# Required task
Write out the entries again exactly as they are given.
Start Material to process
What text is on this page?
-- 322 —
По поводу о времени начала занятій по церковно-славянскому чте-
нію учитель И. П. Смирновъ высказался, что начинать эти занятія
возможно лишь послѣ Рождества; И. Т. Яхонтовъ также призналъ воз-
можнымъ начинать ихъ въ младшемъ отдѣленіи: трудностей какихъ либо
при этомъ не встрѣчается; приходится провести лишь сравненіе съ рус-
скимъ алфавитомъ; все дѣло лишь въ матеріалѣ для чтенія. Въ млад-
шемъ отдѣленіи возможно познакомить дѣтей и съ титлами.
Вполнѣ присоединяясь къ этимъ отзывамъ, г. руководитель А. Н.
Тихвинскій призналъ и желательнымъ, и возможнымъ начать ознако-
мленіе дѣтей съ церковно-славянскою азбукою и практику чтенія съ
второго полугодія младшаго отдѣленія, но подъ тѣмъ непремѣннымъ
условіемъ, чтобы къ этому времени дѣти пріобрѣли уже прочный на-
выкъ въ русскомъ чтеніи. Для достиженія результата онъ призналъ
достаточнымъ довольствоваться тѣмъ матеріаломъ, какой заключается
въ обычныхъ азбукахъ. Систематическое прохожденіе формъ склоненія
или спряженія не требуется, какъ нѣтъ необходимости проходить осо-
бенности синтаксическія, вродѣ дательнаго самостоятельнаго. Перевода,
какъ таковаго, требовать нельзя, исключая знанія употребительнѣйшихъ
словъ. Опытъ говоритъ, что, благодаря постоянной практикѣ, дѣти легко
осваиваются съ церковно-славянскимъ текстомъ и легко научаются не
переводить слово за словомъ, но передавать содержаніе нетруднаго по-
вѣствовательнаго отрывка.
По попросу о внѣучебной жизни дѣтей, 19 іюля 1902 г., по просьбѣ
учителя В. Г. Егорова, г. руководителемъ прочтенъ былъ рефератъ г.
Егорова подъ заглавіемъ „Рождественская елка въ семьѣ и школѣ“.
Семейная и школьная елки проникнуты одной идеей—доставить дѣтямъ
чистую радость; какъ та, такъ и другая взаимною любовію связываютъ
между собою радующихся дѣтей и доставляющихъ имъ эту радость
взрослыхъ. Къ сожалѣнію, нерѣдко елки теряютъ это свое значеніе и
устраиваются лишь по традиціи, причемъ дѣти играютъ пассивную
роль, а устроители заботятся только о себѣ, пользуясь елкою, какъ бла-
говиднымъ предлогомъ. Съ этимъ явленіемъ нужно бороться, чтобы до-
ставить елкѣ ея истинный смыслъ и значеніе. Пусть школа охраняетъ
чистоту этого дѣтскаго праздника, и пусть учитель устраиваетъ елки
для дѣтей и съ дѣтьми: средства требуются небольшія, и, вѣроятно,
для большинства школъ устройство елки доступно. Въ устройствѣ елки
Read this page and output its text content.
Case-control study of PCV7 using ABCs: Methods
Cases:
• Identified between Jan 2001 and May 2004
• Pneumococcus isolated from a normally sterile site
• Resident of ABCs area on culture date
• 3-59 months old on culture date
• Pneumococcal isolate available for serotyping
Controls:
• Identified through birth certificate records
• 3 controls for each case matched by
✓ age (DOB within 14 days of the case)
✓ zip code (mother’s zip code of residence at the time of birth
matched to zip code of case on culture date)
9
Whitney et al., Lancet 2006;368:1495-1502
End Material to process
# Full response
What text is on this page?
-- 322 —
По поводу о времени начала занятій по церковно-славянскому чте-
нію учитель И. П. Смирновъ высказался, что начинать эти занятія
возможно лишь послѣ Рождества; И. Т. Яхонтовъ также призналъ воз-
можнымъ начинать ихъ въ младшемъ отдѣленіи: трудностей какихъ либо
при этомъ не встрѣчается; приходится провести лишь сравненіе съ рус-
скимъ алфавитомъ; все дѣло лишь въ матеріалѣ для чтенія. Въ млад-
шемъ отдѣленіи возможно познакомить дѣтей и съ титлами.
Вполнѣ присоединяясь къ этимъ отзывамъ, г. руководитель А. Н.
Тихвинскій призналъ и желательнымъ, и возможнымъ начать ознако-
мленіе дѣтей съ церковно-славянскою азбукою и практику чтенія съ
второго полугодія младшаго отдѣленія, но подъ тѣмъ непремѣннымъ
условіемъ, чтобы къ этому времени дѣти пріобрѣли уже прочный на-
выкъ въ русскомъ чтеніи. Для достиженія результата онъ призналъ
достаточнымъ довольствоваться тѣмъ матеріаломъ, какой заключается
въ обычныхъ азбукахъ. Систематическое прохожденіе формъ склоненія
или спряженія не требуется, какъ нѣтъ необходимости проходить осо-
бенности синтаксическія, вродѣ дательнаго самостоятельнаго. Перевода,
какъ таковаго, требовать нельзя, исключая знанія употребительнѣйшихъ
словъ. Опытъ говоритъ, что, благодаря постоянной практикѣ, дѣти легко
осваиваются съ церковно-славянскимъ текстомъ и легко научаются не
переводить слово за словомъ, но передавать содержаніе нетруднаго по-
вѣствовательнаго отрывка.
По попросу о внѣучебной жизни дѣтей, 19 іюля 1902 г., по просьбѣ
учителя В. Г. Егорова, г. руководителемъ прочтенъ былъ рефератъ г.
Егорова подъ заглавіемъ „Рождественская елка въ семьѣ и школѣ“.
Семейная и школьная елки проникнуты одной идеей—доставить дѣтямъ
чистую радость; какъ та, такъ и другая взаимною любовію связываютъ
между собою радующихся дѣтей и доставляющихъ имъ эту радость
взрослыхъ. Къ сожалѣнію, нерѣдко елки теряютъ это свое значеніе и
устраиваются лишь по традиціи, причемъ дѣти играютъ пассивную
роль, а устроители заботятся только о себѣ, пользуясь елкою, какъ бла-
говиднымъ предлогомъ. Съ этимъ явленіемъ нужно бороться, чтобы до-
ставить елкѣ ея истинный смыслъ и значеніе. Пусть школа охраняетъ
чистоту этого дѣтскаго праздника, и пусть учитель устраиваетъ елки
для дѣтей и съ дѣтьми: средства требуются небольшія, и, вѣроятно,
для большинства школъ устройство елки доступно. Въ устройствѣ елки
Read this page and output its text content.
Case-control study of PCV7 using ABCs: Methods
Cases:
• Identified between Jan 2001 and May 2004
• Pneumococcus isolated from a normally sterile site
• Resident of ABCs area on culture date
• 3-59 months old on culture date
• Pneumococcal isolate available for serotyping
Controls:
• Identified through birth certificate records
• 3 controls for each case matched by
✓ age (DOB within 14 days of the case)
✓ zip code (mother’s zip code of residence at the time of birth
matched to zip code of case on culture date)
9
Whitney et al., Lancet 2006;368:1495-1502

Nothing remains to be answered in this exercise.